### Data section
◇ ◇ ◇ ◇ ◇
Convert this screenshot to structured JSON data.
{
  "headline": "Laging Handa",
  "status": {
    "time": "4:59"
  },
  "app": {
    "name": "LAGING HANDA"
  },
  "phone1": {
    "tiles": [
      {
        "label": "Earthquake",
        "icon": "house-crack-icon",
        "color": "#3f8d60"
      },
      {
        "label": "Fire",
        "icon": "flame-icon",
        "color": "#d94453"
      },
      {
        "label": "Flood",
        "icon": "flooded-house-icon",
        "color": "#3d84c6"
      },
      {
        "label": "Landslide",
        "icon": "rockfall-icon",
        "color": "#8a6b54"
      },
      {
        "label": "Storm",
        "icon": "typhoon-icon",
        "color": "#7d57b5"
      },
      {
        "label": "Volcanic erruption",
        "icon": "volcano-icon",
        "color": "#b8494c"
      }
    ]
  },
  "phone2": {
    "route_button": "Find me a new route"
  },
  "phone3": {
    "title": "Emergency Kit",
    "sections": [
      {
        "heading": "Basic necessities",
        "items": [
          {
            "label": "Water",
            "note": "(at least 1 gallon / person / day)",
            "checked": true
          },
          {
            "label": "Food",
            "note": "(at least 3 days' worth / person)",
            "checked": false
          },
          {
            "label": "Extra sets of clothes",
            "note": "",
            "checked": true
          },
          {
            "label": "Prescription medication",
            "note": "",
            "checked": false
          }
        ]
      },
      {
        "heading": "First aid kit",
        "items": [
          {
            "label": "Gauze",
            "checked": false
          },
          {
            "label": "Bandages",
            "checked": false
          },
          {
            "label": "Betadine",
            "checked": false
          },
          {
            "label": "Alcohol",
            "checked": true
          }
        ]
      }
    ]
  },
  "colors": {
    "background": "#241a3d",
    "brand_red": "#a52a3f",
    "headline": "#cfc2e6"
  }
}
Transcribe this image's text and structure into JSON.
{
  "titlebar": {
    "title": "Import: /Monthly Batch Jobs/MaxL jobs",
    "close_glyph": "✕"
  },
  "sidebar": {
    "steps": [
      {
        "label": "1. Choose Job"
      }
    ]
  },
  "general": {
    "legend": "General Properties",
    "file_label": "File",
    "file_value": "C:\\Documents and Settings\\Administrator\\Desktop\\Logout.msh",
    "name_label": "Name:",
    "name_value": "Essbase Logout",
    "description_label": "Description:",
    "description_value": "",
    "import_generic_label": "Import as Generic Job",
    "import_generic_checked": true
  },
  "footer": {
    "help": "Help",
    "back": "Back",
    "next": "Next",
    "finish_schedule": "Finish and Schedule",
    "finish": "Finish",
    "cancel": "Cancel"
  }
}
◇ ◇ ◇ ◇ ◇
### Required task
Set down the entries above again, word for word.

### Solved exercise
Convert this screenshot to structured JSON data.
{
  "headline": "Laging Handa",
  "status": {
    "time": "4:59"
  },
  "app": {
    "name": "LAGING HANDA"
  },
  "phone1": {
    "tiles": [
      {
        "label": "Earthquake",
        "icon": "house-crack-icon",
        "color": "#3f8d60"
      },
      {
        "label": "Fire",
        "icon": "flame-icon",
        "color": "#d94453"
      },
      {
        "label": "Flood",
        "icon": "flooded-house-icon",
        "color": "#3d84c6"
      },
      {
        "label": "Landslide",
        "icon": "rockfall-icon",
        "color": "#8a6b54"
      },
      {
        "label": "Storm",
        "icon": "typhoon-icon",
        "color": "#7d57b5"
      },
      {
        "label": "Volcanic erruption",
        "icon": "volcano-icon",
        "color": "#b8494c"
      }
    ]
  },
  "phone2": {
    "route_button": "Find me a new route"
  },
  "phone3": {
    "title": "Emergency Kit",
    "sections": [
      {
        "heading": "Basic necessities",
        "items": [
          {
            "label": "Water",
            "note": "(at least 1 gallon / person / day)",
            "checked": true
          },
          {
            "label": "Food",
            "note": "(at least 3 days' worth / person)",
            "checked": false
          },
          {
            "label": "Extra sets of clothes",
            "note": "",
            "checked": true
          },
          {
            "label": "Prescription medication",
            "note": "",
            "checked": false
          }
        ]
      },
      {
        "heading": "First aid kit",
        "items": [
          {
            "label": "Gauze",
            "checked": false
          },
          {
            "label": "Bandages",
            "checked": false
          },
          {
            "label": "Betadine",
            "checked": false
          },
          {
            "label": "Alcohol",
            "checked": true
          }
        ]
      }
    ]
  },
  "colors": {
    "background": "#241a3d",
    "brand_red": "#a52a3f",
    "headline": "#cfc2e6"
  }
}
Transcribe this image's text and structure into JSON.
{
  "titlebar": {
    "title": "Import: /Monthly Batch Jobs/MaxL jobs",
    "close_glyph": "✕"
  },
  "sidebar": {
    "steps": [
      {
        "label": "1. Choose Job"
      }
    ]
  },
  "general": {
    "legend": "General Properties",
    "file_label": "File",
    "file_value": "C:\\Documents and Settings\\Administrator\\Desktop\\Logout.msh",
    "name_label": "Name:",
    "name_value": "Essbase Logout",
    "description_label": "Description:",
    "description_value": "",
    "import_generic_label": "Import as Generic Job",
    "import_generic_checked": true
  },
  "footer": {
    "help": "Help",
    "back": "Back",
    "next": "Next",
    "finish_schedule": "Finish and Schedule",
    "finish": "Finish",
    "cancel": "Cancel"
  }
}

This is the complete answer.